> **GIVEN INSTRUCTION**
Select and copy out every line in the records containing "Descargar".

(Dataset items)
◆ ◆ ◆ ◆ ◆ ◆ ◆

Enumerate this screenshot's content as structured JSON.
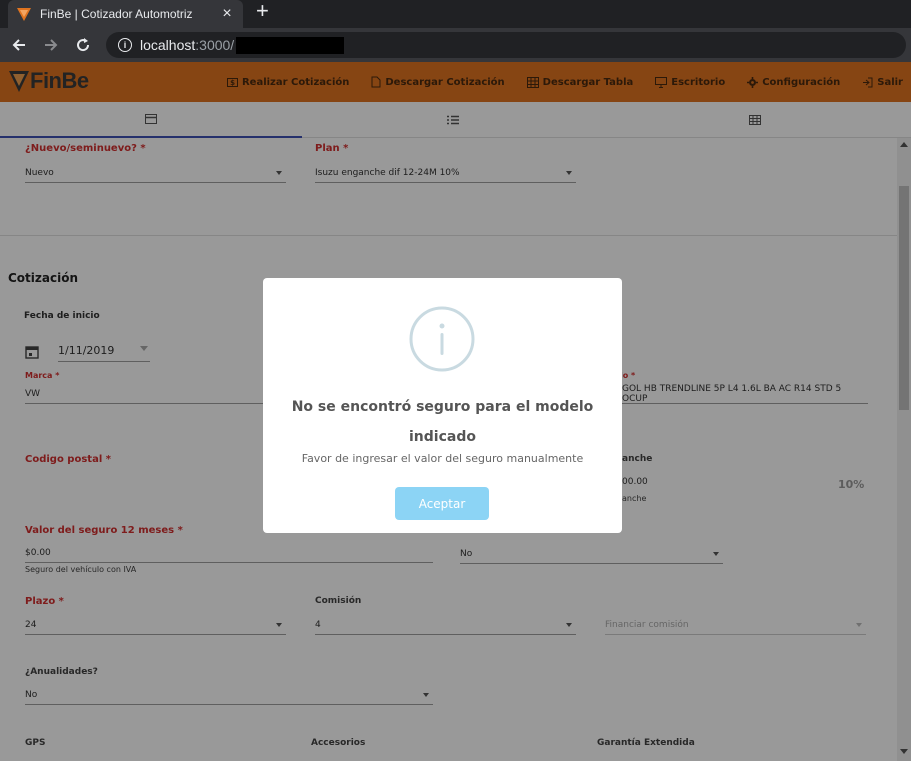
{
  "browser": {
    "tab_title": "FinBe | Cotizador Automotriz",
    "tab_close": "×",
    "new_tab": "+",
    "url_host": "localhost",
    "url_rest": ":3000/"
  },
  "app": {
    "logo": "FinBe",
    "menu": [
      {
        "label": "Realizar Cotización",
        "icon": "dollar-icon"
      },
      {
        "label": "Descargar Cotización",
        "icon": "file-icon"
      },
      {
        "label": "Descargar Tabla",
        "icon": "table-icon"
      },
      {
        "label": "Escritorio",
        "icon": "desktop-icon"
      },
      {
        "label": "Configuración",
        "icon": "gear-icon"
      },
      {
        "label": "Salir",
        "icon": "logout-icon"
      }
    ],
    "tabs": [
      {
        "icon": "card-icon",
        "active": true
      },
      {
        "icon": "list-icon",
        "active": false
      },
      {
        "icon": "grid-icon",
        "active": false
      }
    ],
    "accent_color": "#e07420",
    "tab_indicator_color": "#3f51b5"
  },
  "form": {
    "nuevo_label": "¿Nuevo/seminuevo? *",
    "nuevo_value": "Nuevo",
    "plan_label": "Plan *",
    "plan_value": "Isuzu enganche dif 12-24M 10%",
    "section_title": "Cotización",
    "fecha_label": "Fecha de inicio",
    "fecha_value": "1/11/2019",
    "marca_label": "Marca *",
    "marca_value": "VW",
    "modelo_label_partial": "lo *",
    "modelo_value_partial": "GOL HB TRENDLINE 5P L4 1.6L BA AC R14 STD 5 OCUP",
    "cp_label": "Codigo postal *",
    "enganche_label_partial": "anche",
    "enganche_value_partial": "00.00",
    "enganche_helper_partial": "anche",
    "enganche_percent": "10%",
    "valor_seguro_label": "Valor del seguro 12 meses *",
    "valor_seguro_value": "$0.00",
    "valor_seguro_helper": "Seguro del vehículo con IVA",
    "seguro_fin_value": "No",
    "plazo_label": "Plazo *",
    "plazo_value": "24",
    "comision_label": "Comisión",
    "comision_value": "4",
    "financiar_comision_placeholder": "Financiar comisión",
    "anualidades_label": "¿Anualidades?",
    "anualidades_value": "No",
    "gps_label": "GPS",
    "accesorios_label": "Accesorios",
    "garantia_label": "Garantía Extendida"
  },
  "modal": {
    "title": "No se encontró seguro para el modelo indicado",
    "text": "Favor de ingresar el valor del seguro manualmente",
    "button": "Aceptar",
    "button_color": "#8cd4f5",
    "icon": "info-icon"
  }
}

◆ ◆ ◆ ◆ ◆ ◆ ◆

> **ANSWER TO THIS TASK**
        "label": "Descargar Cotización",
        "label": "Descargar Tabla",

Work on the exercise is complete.